2025-07-17 コペンハーゲン大学(UCPH)
“With our mapping, we can identify which signaling molecules are most effective against MRSA,” says researcher behind new study. Illustration: William Brøns Petersen
<関連情報>
- https://news.ku.dk/all_news/2025/07/bacteria-from-cows-show-promising-results-in-treating-mrsa-infections/
- https://journals.asm.org/doi/10.1128/mbio.00967-25
常在菌と病原性ブドウ球菌のクオラムセンシング相互作用ネットワークのマッピング Mapping of quorum sensing interaction network of commensal and pathogenic staphylococci
Bengt H. Gless, Benjamin S. Sereika-Bejder, Iben Jensen, Martin S. Bojer, Katerina Tsiko, Sabrina H. Schmied, Ludovica Vitolo, Bruno Toledo-Silva, Sarne De Vliegher, Hanne Ingmer, Christian A. Olsen
mBio Published:16 July 2025
DOI:https://doi.org/10.1128/mbio.00967-25
ABSTRACT
Staphylococci utilize secreted autoinducing peptides (AIPs) to regulate group behavior through a process called quorum sensing (QS). For pathogenic staphylococci, such as Staphylococcus aureus, QS regulates the expression of major virulence factors, and QS inhibition has been proposed as an alternative to antibiotics for the treatment of infections with methicillin-resistant S. aureus (MRSA). Here, we surveyed the interaction map between QS systems of the pathogens S. aureus, Staphylococcus epidermidis, and Staphylococcus lugdunensis and all the currently known staphylococcal AIPs, covering 21 different species. We identified six of these ribosomally synthesized and post-translationally modified peptides (RiPPs) in this study and compiled the full collection of AIPs by chemical synthesis. The resulting mapping provided 280 QS interactions that were divided into human- and animal-associated staphylococci, showing substantial differences in inhibitory potencies between the groups. AIPs of the bovine-associated species Staphylococcus simulans displayed potential as QS inhibitors toward the investigated strains and were therefore chosen as a starting point for a structure-activity relationship study. This study provides insights into the requirements for QS interference, yielding the most potent inhibitors reported to date for S. epidermidis and S. lugdunensis. Furthermore, we tested an S. simulans AIP as an anti-virulence agent in an assay to assess the risk of acquired suppression of the inhibitory effect, and we established an assay set-up to successfully monitor agr deactivation of virulent MRSA by the QS inhibitor. Finally, a peptide was shown to attenuate skin infection caused by MRSA in a mouse model. Our results reveal a complex network of staphylococcal interactions and provide further impetus for the investigation of QS modulation in the targeting of antibiotic-resistant pathogens.

- [YOUR TASK]:
Based on the text above, state yes or no for each statement and quote the words from the text that decide it: (a) The survey covered autoinducing peptides from 21 different species. (b) The researchers identified ten of the peptides in this study. (c) A peptide reduced MRSA skin infection in a mouse model.

Document layout detection data
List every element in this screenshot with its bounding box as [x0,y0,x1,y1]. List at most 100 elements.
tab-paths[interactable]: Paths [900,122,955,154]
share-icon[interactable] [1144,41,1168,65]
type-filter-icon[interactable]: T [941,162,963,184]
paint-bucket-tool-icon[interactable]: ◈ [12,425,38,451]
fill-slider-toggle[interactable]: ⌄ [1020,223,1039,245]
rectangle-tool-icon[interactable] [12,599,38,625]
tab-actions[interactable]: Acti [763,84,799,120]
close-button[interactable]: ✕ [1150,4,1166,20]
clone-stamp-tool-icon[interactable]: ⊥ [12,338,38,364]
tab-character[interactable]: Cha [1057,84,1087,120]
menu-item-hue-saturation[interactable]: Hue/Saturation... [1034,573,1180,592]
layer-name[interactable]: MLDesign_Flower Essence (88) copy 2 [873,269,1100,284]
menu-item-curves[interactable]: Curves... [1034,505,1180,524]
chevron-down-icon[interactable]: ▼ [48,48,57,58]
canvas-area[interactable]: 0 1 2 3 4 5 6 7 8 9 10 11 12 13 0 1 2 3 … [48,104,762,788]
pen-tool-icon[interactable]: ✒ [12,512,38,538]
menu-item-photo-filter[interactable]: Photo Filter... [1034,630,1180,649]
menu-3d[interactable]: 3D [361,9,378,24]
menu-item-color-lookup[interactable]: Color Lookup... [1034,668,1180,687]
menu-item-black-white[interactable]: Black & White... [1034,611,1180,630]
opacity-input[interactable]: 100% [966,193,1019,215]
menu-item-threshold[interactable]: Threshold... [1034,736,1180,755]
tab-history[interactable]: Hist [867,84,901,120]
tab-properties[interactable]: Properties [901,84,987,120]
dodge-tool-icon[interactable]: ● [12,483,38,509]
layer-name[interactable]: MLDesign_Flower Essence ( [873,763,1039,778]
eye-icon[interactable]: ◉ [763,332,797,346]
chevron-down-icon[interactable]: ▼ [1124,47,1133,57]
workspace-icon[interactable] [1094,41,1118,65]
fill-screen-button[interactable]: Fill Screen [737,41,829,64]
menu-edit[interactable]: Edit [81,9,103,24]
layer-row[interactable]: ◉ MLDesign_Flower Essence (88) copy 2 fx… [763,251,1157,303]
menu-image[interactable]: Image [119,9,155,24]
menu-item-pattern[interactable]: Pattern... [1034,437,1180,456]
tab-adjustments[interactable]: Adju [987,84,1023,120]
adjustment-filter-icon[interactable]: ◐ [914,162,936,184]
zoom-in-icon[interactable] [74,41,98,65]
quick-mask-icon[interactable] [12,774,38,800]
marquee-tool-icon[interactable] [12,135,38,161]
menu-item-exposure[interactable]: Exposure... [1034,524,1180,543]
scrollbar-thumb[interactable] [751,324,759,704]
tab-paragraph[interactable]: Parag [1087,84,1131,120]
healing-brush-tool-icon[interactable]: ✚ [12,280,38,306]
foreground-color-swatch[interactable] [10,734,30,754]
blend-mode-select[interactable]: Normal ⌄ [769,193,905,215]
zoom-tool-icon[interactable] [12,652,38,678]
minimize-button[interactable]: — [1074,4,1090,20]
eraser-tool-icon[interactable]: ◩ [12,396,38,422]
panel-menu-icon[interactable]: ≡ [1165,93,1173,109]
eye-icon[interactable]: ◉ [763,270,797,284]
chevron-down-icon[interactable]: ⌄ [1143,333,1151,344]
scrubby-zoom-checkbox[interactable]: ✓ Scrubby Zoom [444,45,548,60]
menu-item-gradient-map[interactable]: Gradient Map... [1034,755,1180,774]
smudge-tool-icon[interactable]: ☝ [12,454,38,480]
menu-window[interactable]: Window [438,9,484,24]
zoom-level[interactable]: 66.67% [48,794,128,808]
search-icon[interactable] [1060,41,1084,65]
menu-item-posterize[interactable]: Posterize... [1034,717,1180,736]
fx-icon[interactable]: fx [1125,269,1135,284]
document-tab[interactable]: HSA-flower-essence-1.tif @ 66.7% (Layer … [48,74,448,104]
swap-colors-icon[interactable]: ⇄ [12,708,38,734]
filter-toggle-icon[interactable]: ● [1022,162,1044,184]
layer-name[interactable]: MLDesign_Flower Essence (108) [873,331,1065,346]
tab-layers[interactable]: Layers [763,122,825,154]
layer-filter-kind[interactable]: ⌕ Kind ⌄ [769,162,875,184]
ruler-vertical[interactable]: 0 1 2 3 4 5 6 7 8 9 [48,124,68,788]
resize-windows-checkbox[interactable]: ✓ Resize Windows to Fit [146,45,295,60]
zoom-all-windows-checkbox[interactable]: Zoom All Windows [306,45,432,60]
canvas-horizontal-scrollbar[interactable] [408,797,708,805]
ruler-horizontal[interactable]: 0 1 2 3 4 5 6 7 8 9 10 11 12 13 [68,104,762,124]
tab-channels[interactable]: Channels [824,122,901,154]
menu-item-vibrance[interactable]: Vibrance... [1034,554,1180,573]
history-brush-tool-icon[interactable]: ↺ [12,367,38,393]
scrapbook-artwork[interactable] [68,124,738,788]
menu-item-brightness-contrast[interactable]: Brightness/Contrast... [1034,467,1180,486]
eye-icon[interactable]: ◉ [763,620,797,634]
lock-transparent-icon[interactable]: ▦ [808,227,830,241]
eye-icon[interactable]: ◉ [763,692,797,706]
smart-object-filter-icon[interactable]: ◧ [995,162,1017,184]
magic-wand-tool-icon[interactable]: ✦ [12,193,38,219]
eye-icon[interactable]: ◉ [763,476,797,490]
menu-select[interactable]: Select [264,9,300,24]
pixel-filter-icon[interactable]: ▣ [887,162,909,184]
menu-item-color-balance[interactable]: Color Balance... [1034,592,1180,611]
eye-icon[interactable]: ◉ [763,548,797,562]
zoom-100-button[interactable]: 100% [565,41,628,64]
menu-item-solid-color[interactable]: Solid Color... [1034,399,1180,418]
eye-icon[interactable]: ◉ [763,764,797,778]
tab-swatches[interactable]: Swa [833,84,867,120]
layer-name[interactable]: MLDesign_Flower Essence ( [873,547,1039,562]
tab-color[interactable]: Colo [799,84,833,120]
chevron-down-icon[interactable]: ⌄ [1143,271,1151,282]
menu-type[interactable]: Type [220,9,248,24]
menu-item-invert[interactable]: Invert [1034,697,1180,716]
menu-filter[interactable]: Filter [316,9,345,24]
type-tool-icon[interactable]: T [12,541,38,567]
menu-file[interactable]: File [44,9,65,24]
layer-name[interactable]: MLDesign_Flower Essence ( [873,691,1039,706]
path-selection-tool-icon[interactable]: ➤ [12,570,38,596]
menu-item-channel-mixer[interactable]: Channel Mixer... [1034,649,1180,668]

- [PROBLEM SOLUTION]:
(a) Yes: "covering 21 different species"
(b) No: "We identified six of these ribosomally synthesized and post-translationally modified peptides (RiPPs) in this study"
(c) Yes: "a peptide was shown to attenuate skin infection caused by MRSA in a mouse model"